*STATED PROBLEM*: Identify the line in which "Convert this screenshot" appears, then reproduce that line and all remaining lines of the records word for word.
#####
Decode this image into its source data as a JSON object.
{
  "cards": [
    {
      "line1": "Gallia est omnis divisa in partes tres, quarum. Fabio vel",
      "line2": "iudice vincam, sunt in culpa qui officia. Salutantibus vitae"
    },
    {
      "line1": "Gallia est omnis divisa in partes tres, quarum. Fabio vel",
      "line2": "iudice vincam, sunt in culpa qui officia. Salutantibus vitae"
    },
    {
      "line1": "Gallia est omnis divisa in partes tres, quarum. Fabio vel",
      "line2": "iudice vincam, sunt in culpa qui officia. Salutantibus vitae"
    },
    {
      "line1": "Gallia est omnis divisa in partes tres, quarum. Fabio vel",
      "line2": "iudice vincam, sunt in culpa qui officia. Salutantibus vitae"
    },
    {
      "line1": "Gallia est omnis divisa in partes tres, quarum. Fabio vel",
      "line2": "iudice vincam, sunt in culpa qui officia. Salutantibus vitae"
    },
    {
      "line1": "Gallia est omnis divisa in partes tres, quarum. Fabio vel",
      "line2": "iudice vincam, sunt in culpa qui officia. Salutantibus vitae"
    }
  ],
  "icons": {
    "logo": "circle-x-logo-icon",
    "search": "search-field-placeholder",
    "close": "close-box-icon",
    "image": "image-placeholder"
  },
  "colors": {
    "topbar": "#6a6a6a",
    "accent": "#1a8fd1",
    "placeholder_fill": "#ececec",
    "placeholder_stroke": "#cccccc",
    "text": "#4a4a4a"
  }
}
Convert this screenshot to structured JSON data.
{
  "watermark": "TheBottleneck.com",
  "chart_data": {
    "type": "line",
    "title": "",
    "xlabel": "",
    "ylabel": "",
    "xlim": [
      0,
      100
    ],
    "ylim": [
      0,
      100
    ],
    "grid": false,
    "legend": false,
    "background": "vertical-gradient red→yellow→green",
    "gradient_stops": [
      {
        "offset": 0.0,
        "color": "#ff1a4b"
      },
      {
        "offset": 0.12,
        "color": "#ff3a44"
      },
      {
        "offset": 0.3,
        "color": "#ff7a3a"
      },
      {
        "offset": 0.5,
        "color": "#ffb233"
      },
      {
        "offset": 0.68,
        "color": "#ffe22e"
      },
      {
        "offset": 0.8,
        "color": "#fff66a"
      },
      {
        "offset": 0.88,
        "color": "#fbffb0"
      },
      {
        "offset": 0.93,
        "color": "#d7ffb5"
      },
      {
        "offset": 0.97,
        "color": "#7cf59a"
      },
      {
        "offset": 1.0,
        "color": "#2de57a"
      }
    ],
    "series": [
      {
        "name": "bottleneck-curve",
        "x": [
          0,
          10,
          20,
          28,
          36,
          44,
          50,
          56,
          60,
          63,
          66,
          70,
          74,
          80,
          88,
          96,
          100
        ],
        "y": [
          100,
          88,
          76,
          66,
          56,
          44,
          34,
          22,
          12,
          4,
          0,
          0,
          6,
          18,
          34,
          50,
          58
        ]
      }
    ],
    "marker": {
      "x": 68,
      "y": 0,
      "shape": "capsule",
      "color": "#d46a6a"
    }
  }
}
#####
*ANSWER TO THE EXERCISE*:
Convert this screenshot to structured JSON data.
{
  "watermark": "TheBottleneck.com",
  "chart_data": {
    "type": "line",
    "title": "",
    "xlabel": "",
    "ylabel": "",
    "xlim": [
      0,
      100
    ],
    "ylim": [
      0,
      100
    ],
    "grid": false,
    "legend": false,
    "background": "vertical-gradient red→yellow→green",
    "gradient_stops": [
      {
        "offset": 0.0,
        "color": "#ff1a4b"
      },
      {
        "offset": 0.12,
        "color": "#ff3a44"
      },
      {
        "offset": 0.3,
        "color": "#ff7a3a"
      },
      {
        "offset": 0.5,
        "color": "#ffb233"
      },
      {
        "offset": 0.68,
        "color": "#ffe22e"
      },
      {
        "offset": 0.8,
        "color": "#fff66a"
      },
      {
        "offset": 0.88,
        "color": "#fbffb0"
      },
      {
        "offset": 0.93,
        "color": "#d7ffb5"
      },
      {
        "offset": 0.97,
        "color": "#7cf59a"
      },
      {
        "offset": 1.0,
        "color": "#2de57a"
      }
    ],
    "series": [
      {
        "name": "bottleneck-curve",
        "x": [
          0,
          10,
          20,
          28,
          36,
          44,
          50,
          56,
          60,
          63,
          66,
          70,
          74,
          80,
          88,
          96,
          100
        ],
        "y": [
          100,
          88,
          76,
          66,
          56,
          44,
          34,
          22,
          12,
          4,
          0,
          0,
          6,
          18,
          34,
          50,
          58
        ]
      }
    ],
    "marker": {
      "x": 68,
      "y": 0,
      "shape": "capsule",
      "color": "#d46a6a"
    }
  }
}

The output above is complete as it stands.